- _STATED TASK_: The entries below should be transcribed in their entirety, exactly as written.

- _GIVEN RECORDS_:
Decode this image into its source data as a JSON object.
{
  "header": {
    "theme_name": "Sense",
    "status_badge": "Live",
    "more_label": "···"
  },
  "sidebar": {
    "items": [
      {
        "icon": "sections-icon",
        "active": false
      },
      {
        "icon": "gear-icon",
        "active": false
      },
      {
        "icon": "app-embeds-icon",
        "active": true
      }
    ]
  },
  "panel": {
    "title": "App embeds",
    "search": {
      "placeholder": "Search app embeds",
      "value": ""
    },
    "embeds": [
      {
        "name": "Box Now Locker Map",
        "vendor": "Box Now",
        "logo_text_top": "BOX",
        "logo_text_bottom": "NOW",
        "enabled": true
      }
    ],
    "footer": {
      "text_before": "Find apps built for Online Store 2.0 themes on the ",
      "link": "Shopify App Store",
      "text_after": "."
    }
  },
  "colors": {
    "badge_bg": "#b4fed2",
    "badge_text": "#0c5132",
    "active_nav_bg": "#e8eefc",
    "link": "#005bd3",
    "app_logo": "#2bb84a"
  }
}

- _RESULT FOR THIS EXERCISE_:
Decode this image into its source data as a JSON object.
{
  "header": {
    "theme_name": "Sense",
    "status_badge": "Live",
    "more_label": "···"
  },
  "sidebar": {
    "items": [
      {
        "icon": "sections-icon",
        "active": false
      },
      {
        "icon": "gear-icon",
        "active": false
      },
      {
        "icon": "app-embeds-icon",
        "active": true
      }
    ]
  },
  "panel": {
    "title": "App embeds",
    "search": {
      "placeholder": "Search app embeds",
      "value": ""
    },
    "embeds": [
      {
        "name": "Box Now Locker Map",
        "vendor": "Box Now",
        "logo_text_top": "BOX",
        "logo_text_bottom": "NOW",
        "enabled": true
      }
    ],
    "footer": {
      "text_before": "Find apps built for Online Store 2.0 themes on the ",
      "link": "Shopify App Store",
      "text_after": "."
    }
  },
  "colors": {
    "badge_bg": "#b4fed2",
    "badge_text": "#0c5132",
    "active_nav_bg": "#e8eefc",
    "link": "#005bd3",
    "app_logo": "#2bb84a"
  }
}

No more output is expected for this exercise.